MATERIAL PROVIDED:
-------------------------
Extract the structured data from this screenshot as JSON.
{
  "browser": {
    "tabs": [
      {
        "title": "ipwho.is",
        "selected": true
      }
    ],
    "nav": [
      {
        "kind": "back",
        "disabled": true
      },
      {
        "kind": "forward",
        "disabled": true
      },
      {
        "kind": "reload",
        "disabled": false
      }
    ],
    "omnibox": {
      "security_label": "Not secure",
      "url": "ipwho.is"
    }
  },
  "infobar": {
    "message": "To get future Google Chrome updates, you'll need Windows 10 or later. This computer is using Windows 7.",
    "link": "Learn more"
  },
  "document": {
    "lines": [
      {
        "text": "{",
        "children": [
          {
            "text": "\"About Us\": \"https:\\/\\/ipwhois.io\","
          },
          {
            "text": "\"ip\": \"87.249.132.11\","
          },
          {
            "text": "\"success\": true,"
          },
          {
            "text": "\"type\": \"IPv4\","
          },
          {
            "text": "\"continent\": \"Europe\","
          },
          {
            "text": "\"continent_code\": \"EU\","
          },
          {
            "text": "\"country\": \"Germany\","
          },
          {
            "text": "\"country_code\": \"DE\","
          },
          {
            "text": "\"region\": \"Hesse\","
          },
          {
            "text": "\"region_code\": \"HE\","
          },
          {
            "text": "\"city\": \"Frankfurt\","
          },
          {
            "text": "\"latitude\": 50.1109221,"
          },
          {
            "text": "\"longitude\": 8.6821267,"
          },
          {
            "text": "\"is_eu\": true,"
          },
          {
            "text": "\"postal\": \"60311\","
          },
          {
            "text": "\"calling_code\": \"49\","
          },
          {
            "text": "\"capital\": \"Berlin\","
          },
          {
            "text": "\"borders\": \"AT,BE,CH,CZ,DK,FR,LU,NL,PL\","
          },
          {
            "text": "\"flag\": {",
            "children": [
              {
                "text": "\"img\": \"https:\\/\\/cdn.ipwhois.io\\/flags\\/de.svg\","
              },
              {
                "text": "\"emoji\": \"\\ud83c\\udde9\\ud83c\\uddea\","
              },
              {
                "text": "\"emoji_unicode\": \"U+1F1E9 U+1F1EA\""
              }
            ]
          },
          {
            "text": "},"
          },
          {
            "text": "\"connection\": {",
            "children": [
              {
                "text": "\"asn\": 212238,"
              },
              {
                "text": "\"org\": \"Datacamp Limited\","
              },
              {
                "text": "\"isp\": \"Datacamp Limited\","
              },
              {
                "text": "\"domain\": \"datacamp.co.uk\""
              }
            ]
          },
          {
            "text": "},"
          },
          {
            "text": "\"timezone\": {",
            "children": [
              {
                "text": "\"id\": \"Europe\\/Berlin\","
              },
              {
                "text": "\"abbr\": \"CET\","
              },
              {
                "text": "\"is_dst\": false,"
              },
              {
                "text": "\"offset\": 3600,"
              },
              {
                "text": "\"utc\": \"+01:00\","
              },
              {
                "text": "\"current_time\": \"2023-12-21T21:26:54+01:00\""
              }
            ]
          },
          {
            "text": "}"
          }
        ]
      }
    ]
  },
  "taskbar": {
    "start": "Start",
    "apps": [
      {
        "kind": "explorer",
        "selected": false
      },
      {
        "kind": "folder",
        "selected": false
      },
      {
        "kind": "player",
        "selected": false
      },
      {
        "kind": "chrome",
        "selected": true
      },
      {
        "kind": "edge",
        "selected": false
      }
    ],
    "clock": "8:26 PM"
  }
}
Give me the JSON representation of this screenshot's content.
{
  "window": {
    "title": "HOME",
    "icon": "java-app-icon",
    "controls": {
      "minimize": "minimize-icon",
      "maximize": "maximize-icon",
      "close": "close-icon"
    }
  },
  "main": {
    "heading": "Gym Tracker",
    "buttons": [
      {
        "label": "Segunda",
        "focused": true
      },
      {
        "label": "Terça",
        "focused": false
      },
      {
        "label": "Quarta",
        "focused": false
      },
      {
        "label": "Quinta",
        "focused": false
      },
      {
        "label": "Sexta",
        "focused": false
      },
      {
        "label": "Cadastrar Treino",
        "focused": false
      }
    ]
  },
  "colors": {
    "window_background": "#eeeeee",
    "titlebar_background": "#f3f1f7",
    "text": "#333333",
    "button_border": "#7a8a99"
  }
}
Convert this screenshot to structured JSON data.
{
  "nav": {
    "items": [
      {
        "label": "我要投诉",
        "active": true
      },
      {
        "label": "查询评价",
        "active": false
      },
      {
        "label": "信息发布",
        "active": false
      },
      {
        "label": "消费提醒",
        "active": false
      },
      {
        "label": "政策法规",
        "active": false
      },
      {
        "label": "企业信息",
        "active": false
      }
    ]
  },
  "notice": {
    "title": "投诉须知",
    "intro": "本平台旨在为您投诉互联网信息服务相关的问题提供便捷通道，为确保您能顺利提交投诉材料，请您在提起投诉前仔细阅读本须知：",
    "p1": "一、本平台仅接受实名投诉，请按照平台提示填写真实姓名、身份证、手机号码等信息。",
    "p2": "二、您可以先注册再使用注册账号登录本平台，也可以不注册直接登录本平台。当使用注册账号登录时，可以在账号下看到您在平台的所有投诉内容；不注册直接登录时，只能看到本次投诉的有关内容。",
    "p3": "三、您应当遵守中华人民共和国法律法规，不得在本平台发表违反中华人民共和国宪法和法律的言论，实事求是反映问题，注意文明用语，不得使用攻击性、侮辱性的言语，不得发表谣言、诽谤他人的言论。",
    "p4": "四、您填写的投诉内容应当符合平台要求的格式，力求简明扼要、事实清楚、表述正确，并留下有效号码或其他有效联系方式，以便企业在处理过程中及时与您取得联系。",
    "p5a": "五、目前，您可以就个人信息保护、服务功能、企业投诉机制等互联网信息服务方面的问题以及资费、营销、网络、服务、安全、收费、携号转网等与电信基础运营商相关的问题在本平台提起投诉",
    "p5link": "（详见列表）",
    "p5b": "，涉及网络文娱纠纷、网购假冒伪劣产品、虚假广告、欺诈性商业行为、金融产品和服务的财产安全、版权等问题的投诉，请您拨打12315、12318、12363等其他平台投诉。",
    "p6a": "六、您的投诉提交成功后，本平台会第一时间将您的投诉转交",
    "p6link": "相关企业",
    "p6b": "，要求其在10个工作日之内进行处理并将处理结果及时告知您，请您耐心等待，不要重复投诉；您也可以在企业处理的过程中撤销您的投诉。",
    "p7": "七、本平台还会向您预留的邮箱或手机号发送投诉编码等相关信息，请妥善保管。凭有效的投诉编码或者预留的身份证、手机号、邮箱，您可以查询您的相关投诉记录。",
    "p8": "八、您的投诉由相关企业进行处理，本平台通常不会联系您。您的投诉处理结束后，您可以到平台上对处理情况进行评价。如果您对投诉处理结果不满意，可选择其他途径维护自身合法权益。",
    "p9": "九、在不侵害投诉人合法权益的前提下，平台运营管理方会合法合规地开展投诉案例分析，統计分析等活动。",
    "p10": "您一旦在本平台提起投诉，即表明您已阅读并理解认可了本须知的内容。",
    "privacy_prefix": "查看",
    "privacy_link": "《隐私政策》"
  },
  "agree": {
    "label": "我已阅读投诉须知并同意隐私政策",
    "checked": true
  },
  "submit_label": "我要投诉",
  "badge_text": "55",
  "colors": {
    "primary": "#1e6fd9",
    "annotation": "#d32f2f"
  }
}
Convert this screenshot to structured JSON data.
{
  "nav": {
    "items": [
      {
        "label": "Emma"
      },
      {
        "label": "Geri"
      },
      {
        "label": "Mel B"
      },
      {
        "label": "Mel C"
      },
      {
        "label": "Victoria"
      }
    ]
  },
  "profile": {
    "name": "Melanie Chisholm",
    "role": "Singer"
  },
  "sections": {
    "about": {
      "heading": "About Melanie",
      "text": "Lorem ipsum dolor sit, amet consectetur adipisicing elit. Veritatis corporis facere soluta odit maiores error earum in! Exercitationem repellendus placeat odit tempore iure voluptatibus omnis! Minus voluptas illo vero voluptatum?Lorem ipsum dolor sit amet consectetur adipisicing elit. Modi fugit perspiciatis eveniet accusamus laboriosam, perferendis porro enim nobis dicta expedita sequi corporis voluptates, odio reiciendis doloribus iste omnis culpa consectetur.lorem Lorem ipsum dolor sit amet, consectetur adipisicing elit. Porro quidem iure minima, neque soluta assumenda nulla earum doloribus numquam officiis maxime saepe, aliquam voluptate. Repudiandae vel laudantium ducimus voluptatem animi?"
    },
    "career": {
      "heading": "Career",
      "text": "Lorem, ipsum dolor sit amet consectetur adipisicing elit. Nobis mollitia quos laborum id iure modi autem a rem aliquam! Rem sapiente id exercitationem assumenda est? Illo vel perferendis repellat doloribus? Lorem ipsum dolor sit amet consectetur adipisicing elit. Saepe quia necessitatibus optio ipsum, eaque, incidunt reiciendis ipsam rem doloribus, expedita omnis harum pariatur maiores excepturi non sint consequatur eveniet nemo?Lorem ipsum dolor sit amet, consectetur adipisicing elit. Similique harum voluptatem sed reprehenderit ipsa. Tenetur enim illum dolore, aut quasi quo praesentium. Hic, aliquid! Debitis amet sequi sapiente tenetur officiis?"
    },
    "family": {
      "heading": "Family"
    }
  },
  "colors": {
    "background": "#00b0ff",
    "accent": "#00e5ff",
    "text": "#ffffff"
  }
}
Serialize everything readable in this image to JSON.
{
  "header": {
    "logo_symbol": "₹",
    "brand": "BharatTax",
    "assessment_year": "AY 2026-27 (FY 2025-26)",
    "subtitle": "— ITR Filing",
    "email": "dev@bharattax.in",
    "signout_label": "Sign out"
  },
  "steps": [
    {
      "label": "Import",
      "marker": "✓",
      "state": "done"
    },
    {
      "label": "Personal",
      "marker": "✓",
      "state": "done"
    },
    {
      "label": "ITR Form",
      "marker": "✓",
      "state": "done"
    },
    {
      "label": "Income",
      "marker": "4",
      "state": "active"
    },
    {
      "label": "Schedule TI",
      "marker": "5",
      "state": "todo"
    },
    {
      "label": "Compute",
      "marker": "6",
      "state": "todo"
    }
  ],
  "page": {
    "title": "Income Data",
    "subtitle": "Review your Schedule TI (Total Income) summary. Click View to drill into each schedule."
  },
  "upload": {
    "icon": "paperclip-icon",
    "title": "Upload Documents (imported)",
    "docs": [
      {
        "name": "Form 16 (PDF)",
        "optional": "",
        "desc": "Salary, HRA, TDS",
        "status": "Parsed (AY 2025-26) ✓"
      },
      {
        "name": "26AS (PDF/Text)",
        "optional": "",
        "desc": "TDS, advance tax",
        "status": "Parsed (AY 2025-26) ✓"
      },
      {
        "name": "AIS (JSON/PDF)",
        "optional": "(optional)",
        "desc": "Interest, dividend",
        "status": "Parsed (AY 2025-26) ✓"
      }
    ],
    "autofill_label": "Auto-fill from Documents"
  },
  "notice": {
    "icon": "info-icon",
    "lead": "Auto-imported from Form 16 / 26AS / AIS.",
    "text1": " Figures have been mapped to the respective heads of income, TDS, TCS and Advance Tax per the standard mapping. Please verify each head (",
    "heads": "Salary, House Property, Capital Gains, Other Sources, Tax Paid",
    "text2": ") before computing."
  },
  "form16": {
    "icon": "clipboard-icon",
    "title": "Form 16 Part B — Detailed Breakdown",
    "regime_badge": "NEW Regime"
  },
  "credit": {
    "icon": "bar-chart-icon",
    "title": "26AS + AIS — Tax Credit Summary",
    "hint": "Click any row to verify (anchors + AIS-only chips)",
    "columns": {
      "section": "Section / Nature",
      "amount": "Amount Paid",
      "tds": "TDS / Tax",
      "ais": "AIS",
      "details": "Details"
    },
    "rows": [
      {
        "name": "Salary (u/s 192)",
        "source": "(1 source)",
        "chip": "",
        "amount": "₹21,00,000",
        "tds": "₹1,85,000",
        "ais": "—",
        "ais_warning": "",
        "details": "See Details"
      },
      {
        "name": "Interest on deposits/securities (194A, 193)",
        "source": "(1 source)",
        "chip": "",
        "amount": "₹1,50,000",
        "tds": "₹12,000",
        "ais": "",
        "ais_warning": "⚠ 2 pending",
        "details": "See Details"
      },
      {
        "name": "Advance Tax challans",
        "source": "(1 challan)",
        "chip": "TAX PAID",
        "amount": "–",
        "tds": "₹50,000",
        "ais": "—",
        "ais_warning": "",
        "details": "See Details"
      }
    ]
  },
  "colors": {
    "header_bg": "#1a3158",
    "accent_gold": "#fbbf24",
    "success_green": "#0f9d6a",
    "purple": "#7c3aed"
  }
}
-------------------------
WHAT YOU WILL DO:
Tell how many lines include "Melanie". The number is the whole answer.

TASK ANSWER:
2